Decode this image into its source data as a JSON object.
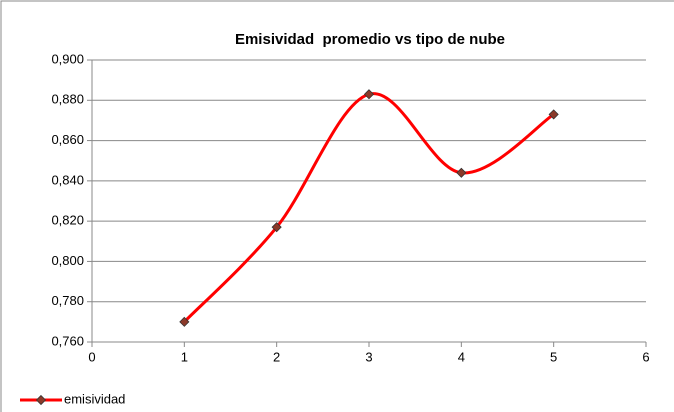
{
  "chart_data": {
    "type": "line",
    "title": "Emisividad  promedio vs tipo de nube",
    "x": [
      1,
      2,
      3,
      4,
      5
    ],
    "series": [
      {
        "name": "emisividad",
        "color": "#ff0000",
        "marker_color": "#8b3a2a",
        "values": [
          0.77,
          0.817,
          0.883,
          0.844,
          0.873
        ]
      }
    ],
    "smooth": true,
    "xlim": [
      0,
      6
    ],
    "xticks": [
      0,
      1,
      2,
      3,
      4,
      5,
      6
    ],
    "ylim": [
      0.76,
      0.9
    ],
    "yticks": [
      {
        "value": 0.76,
        "label": "0,760"
      },
      {
        "value": 0.78,
        "label": "0,780"
      },
      {
        "value": 0.8,
        "label": "0,800"
      },
      {
        "value": 0.82,
        "label": "0,820"
      },
      {
        "value": 0.84,
        "label": "0,840"
      },
      {
        "value": 0.86,
        "label": "0,860"
      },
      {
        "value": 0.88,
        "label": "0,880"
      },
      {
        "value": 0.9,
        "label": "0,900"
      }
    ],
    "grid": true,
    "legend": "bottom-left"
  }
}
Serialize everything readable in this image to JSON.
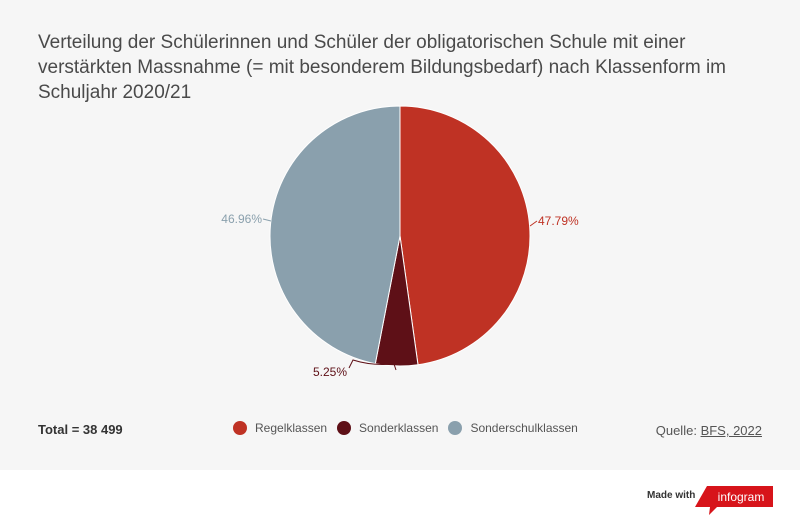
{
  "chart_data": {
    "type": "pie",
    "title": "Verteilung der Schülerinnen und Schüler der obligatorischen Schule mit einer verstärkten Massnahme (= mit besonderem Bildungsbedarf) nach Klassenform im Schuljahr 2020/21",
    "categories": [
      "Regelklassen",
      "Sonderklassen",
      "Sonderschulklassen"
    ],
    "values": [
      47.79,
      5.25,
      46.96
    ],
    "labels": [
      "47.79%",
      "5.25%",
      "46.96%"
    ],
    "colors": [
      "#bf3224",
      "#5e1017",
      "#8aa0ad"
    ],
    "legend_position": "bottom"
  },
  "footer": {
    "total": "Total = 38 499",
    "source_prefix": "Quelle:",
    "source_link": "BFS, 2022"
  },
  "branding": {
    "made_with": "Made with",
    "brand": "infogram",
    "brand_color": "#d7141a"
  }
}
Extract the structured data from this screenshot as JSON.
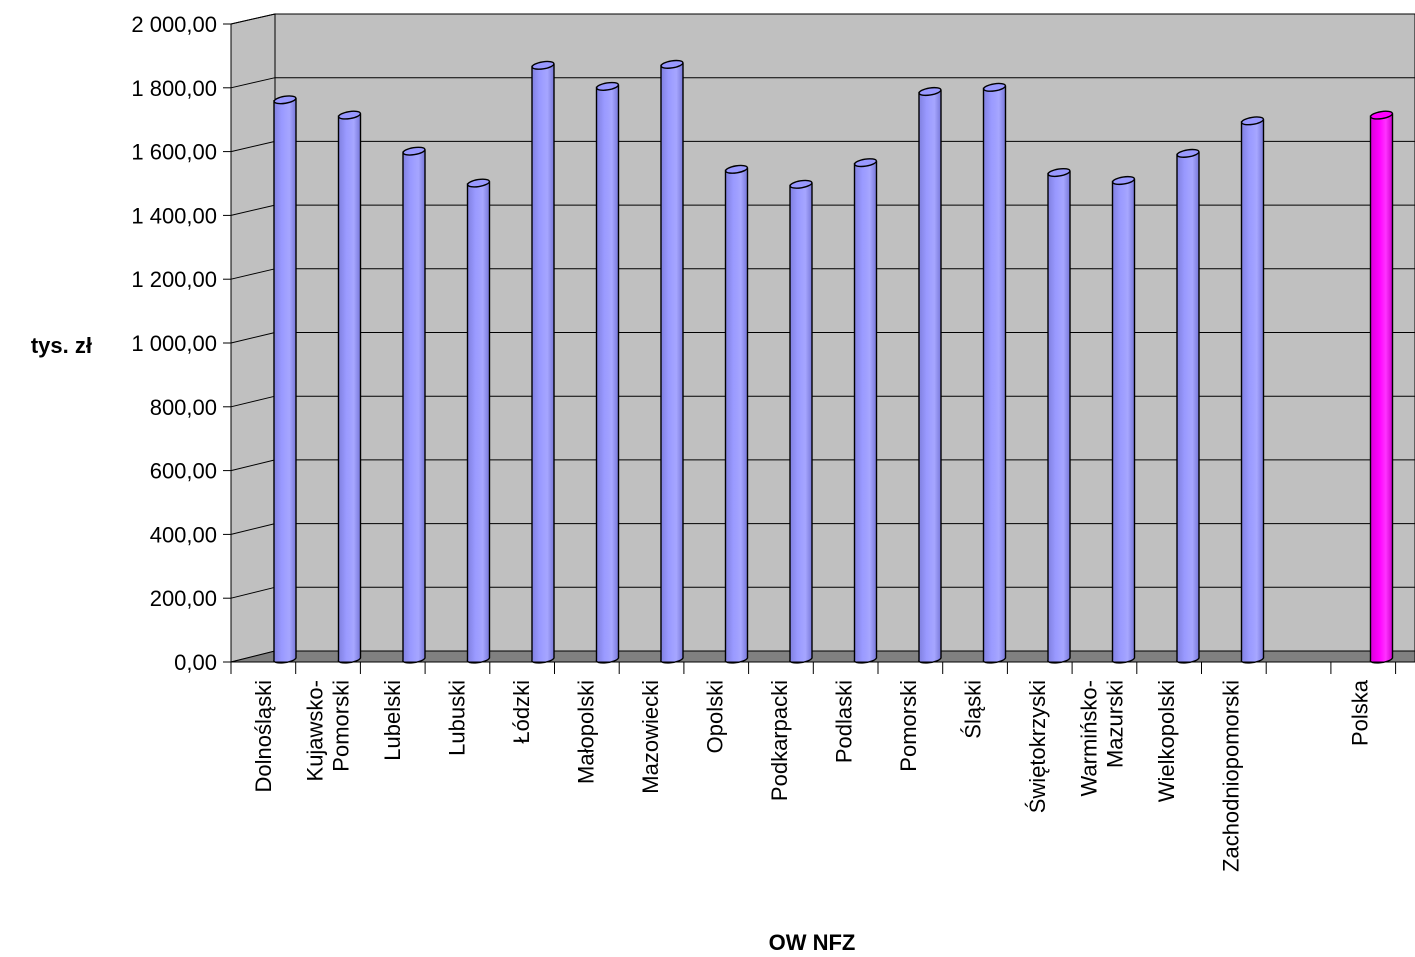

---------------

● What is being asked:
Lines containing the word "this" must all be returned from the material above.

● Written solution:
Decode this image into its source data as a JSON object.
Serialize everything readable in this image to JSON.
Extract the structured data from this screenshot as JSON.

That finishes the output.